▸ **给定段落**:

-- -- --

5.3  configmap掛載到容器rules目錄

修改掛載點位置,使用之前部署的prometheus動態PV

#vim prometheus-statefulset.yaml
          volumeMounts:
            - name: config-volume
              mountPath: /etc/config
            - name: prometheus-data
              mountPath: /data
            # 添加:指定rules的configmap配置文件名稱
            - name: prometheus-rules
              mountPath: /etc/config/rules
              subPath: ""

-- -- --

▸ **坐标标注数据**:
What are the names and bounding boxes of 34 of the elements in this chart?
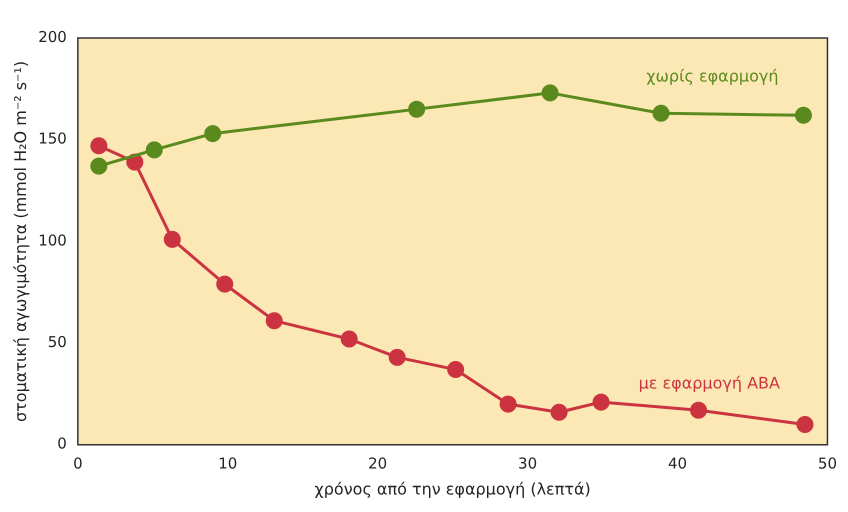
y-tick-label: 200 (38, 28, 67, 46)
point (408, 100, 426, 118)
point (447, 361, 464, 378)
y-axis-title: στοματική αγωγιμότητα (mmol H₂O m⁻² s⁻¹) (10, 60, 30, 422)
series-label: χωρίς εφαρμογή (646, 66, 778, 86)
point (542, 84, 559, 102)
point (500, 396, 517, 413)
point (592, 394, 610, 411)
x-tick-label: 20 (368, 454, 388, 473)
series-label: με εφαρμογή ABA (638, 374, 780, 393)
y-tick-label: 50 (48, 332, 67, 351)
x-tick-label: 0 (73, 454, 83, 473)
point (388, 348, 406, 366)
point (216, 276, 234, 293)
x-tick-label: 40 (668, 454, 688, 473)
point (266, 312, 283, 330)
x-tick-label: 50 (818, 454, 838, 473)
point (164, 230, 181, 248)
y-tick-label: 100 (38, 231, 67, 250)
x-tick-label: 10 (218, 454, 238, 473)
point (340, 330, 358, 348)
y-tick-label: 150 (38, 130, 67, 148)
point (690, 402, 708, 419)
x-axis-title: χρόνος από την εφαρμογή (λεπτά) (314, 480, 591, 499)
point (794, 106, 812, 124)
point (204, 125, 222, 142)
point (90, 158, 108, 175)
x-tick-label: 30 (518, 454, 538, 473)
point (796, 416, 814, 433)
point (90, 137, 108, 154)
point (652, 104, 670, 122)
y-tick-label: 0 (57, 434, 67, 453)
point (146, 141, 163, 158)
point (550, 404, 568, 421)
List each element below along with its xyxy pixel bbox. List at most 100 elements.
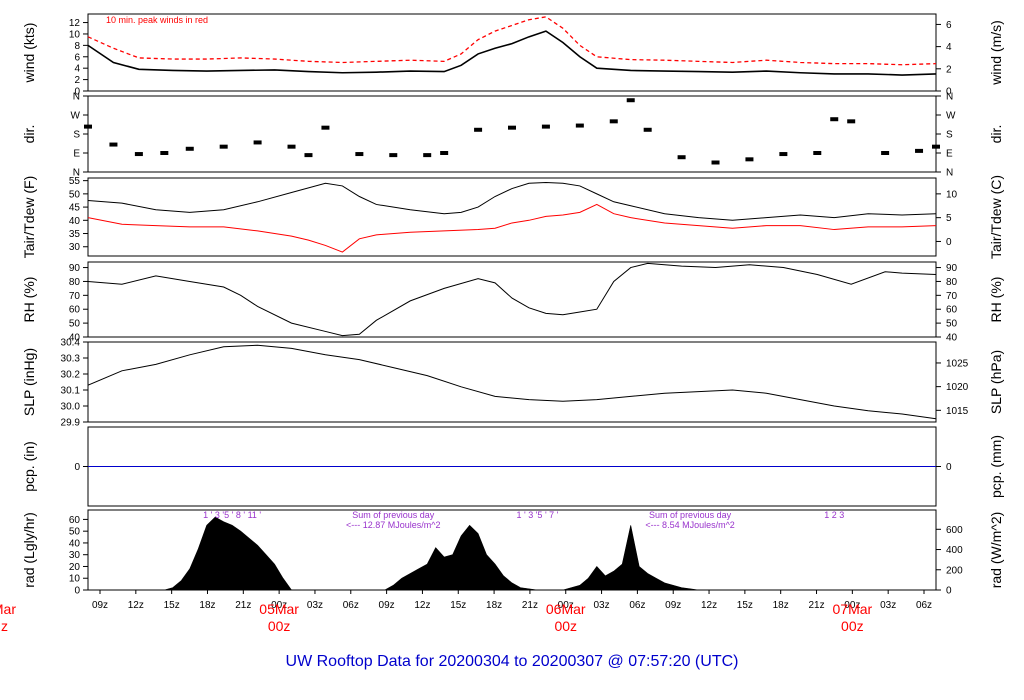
ytick-label-right-rad: 200 <box>946 565 963 576</box>
ytick-label-left-slp: 30.3 <box>61 354 81 365</box>
dir-point <box>355 152 364 157</box>
cut-time-label: z <box>1 618 8 634</box>
ytick-label-left-rad: 20 <box>69 562 81 573</box>
rad-annotation: Sum of previous day <box>352 510 435 520</box>
dir-point <box>677 155 686 160</box>
ytick-label-left-wind: 2 <box>74 75 80 86</box>
series-slp <box>87 344 937 420</box>
rad-annotation: 1 ' 3 '5 ' 7 ' <box>516 510 558 520</box>
panel-rad: rad (Lgly/hr) rad (W/m^2)0102030405060020… <box>21 509 1004 597</box>
ytick-label-left-slp: 29.9 <box>61 418 81 429</box>
ytick-label-left-rh: 40 <box>69 333 81 344</box>
ytick-label-left-rad: 50 <box>69 527 81 538</box>
ytick-label-right-rad: 400 <box>946 545 963 556</box>
ytick-label-right-tair: 5 <box>946 213 952 224</box>
ylabel-left-dir: dir. <box>21 125 37 144</box>
ytick-label-left-tair: 45 <box>69 203 81 214</box>
ytick-label-left-rad: 60 <box>69 515 81 526</box>
dir-point <box>389 153 398 158</box>
dir-point <box>932 144 940 149</box>
xtick-label: 00z <box>844 600 860 611</box>
dir-point <box>321 125 330 130</box>
ytick-label-left-tair: 40 <box>69 216 81 227</box>
ytick-label-right-rh: 40 <box>946 333 958 344</box>
ytick-label-left-slp: 30.0 <box>61 402 81 413</box>
ytick-label-right-pcp: 0 <box>946 462 952 473</box>
xtick-label: 03z <box>307 600 323 611</box>
panel-frame-slp <box>87 341 937 423</box>
ytick-label-left-wind: 6 <box>74 52 80 63</box>
dir-point <box>474 127 483 132</box>
ylabel-left-slp: SLP (inHg) <box>21 348 37 416</box>
dir-point <box>609 119 618 124</box>
ylabel-right-wind: wind (m/s) <box>988 20 1004 86</box>
ylabel-left-rad: rad (Lgly/hr) <box>21 512 37 587</box>
dir-point <box>643 127 652 132</box>
ytick-label-left-dir: W <box>71 111 81 122</box>
ylabel-right-pcp: pcp. (mm) <box>988 435 1004 498</box>
panel-frame-wind <box>87 13 937 92</box>
dir-point <box>779 152 788 157</box>
dir-point <box>109 142 118 147</box>
series-rh <box>87 262 937 337</box>
xtick-label: 21z <box>235 600 251 611</box>
panel-tair: Tair/Tdew (F) Tair/Tdew (C) 30 35 40 45 50 55 0 5… <box>21 175 1004 259</box>
ytick-label-right-rh: 80 <box>946 277 958 288</box>
series-wind-mean <box>87 30 937 76</box>
ytick-label-right-wind: 0 <box>946 87 952 98</box>
xtick-label: 18z <box>486 600 502 611</box>
rad-annotation: Sum of previous day <box>649 510 732 520</box>
ytick-label-left-tair: 50 <box>69 189 81 200</box>
dir-point <box>830 117 839 122</box>
ytick-label-left-rad: 10 <box>69 574 81 585</box>
dir-point <box>219 144 228 149</box>
ytick-label-right-dir: E <box>946 149 953 160</box>
xtick-label: 12z <box>414 600 430 611</box>
ytick-label-right-rh: 90 <box>946 263 958 274</box>
ytick-label-left-rad: 40 <box>69 538 81 549</box>
ytick-label-left-slp: 30.4 <box>61 338 81 349</box>
date-time-label: 00z <box>554 618 577 634</box>
xtick-label: 12z <box>701 600 717 611</box>
ytick-label-right-rad: 0 <box>946 586 952 597</box>
panel-frame-dir <box>87 95 937 173</box>
rad-annotation: 1 2 3 <box>824 510 844 520</box>
chart-title: UW Rooftop Data for 20200304 to 20200307… <box>286 653 739 670</box>
ytick-label-right-wind: 4 <box>946 42 952 53</box>
dir-point <box>84 124 92 129</box>
rad-annotation: <--- 12.87 MJoules/m^2 <box>346 520 441 530</box>
ytick-label-left-wind: 10 <box>69 29 81 40</box>
ylabel-left-tair: Tair/Tdew (F) <box>21 176 37 258</box>
ytick-label-left-wind: 0 <box>74 87 80 98</box>
ylabel-left-wind: wind (kts) <box>21 23 37 84</box>
panel-frame-rh <box>87 261 937 338</box>
ytick-label-left-dir: E <box>73 149 80 160</box>
dir-point <box>847 119 856 124</box>
dir-point <box>881 151 890 155</box>
ytick-label-left-dir: N <box>73 92 80 103</box>
dir-point <box>440 151 449 155</box>
ytick-label-right-dir: N <box>946 168 953 179</box>
panel-frame-tair <box>87 177 937 257</box>
dir-point <box>745 157 754 162</box>
ytick-label-left-tair: 35 <box>69 229 81 240</box>
ytick-label-left-wind: 12 <box>69 18 81 29</box>
dir-point <box>185 146 194 151</box>
rad-annotation: <--- 8.54 MJoules/m^2 <box>645 520 735 530</box>
ytick-label-right-rh: 50 <box>946 319 958 330</box>
xtick-label: 09z <box>92 600 108 611</box>
ytick-label-right-dir: W <box>946 111 956 122</box>
ytick-label-left-tair: 55 <box>69 176 81 187</box>
ytick-label-right-dir: S <box>946 130 953 141</box>
ytick-label-left-rh: 60 <box>69 305 81 316</box>
ytick-label-left-rad: 0 <box>74 586 80 597</box>
dir-point <box>160 151 169 155</box>
ylabel-right-dir: dir. <box>988 125 1004 144</box>
xtick-label: 00z <box>271 600 287 611</box>
xtick-label: 09z <box>665 600 681 611</box>
date-time-label: 00z <box>841 618 864 634</box>
dir-point <box>915 148 924 153</box>
ytick-label-right-slp: 1020 <box>946 382 969 393</box>
dir-point <box>508 125 516 130</box>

-- -- --

请接着关于把 configmap 挂载到 Prometheus 容器 rules 目录的段落往下写，从最后一行之后开始。 这些数据是另一份独立的材料。

      terminationGracePeriodSeconds: 300
      volumes:
        - name: config-volume
          configMap:
            name: prometheus-config
        # 添加:name rules
        - name: prometheus-rules
          # 添加:配置文件
          configMap:
            # 添加:定義文件名稱
            name: prometheus-rules

 

 

 

創建configmap並更新PV
kubectl apply -f prometheus-rules.yaml
#如果prometheus-statefulse更新失敗,可以先刪除
#kubectl delete -f prometheus-statefulset.yaml 
kubectl apply -f prometheus-statefulset.yaml 

 

 

5.4  完整的prometheus配置文件

自動pvc

[root@k8s-master prometheus]# cat /etc/exports
 /data/volumes/v1  10.6.76.0/24(rw,no_root_squash)
 /data/volumes/v2  10.6.76.0/24(rw,no_root_squash)
 /data/volumes/v3  10.6.76.0/24(rw,no_root_squash)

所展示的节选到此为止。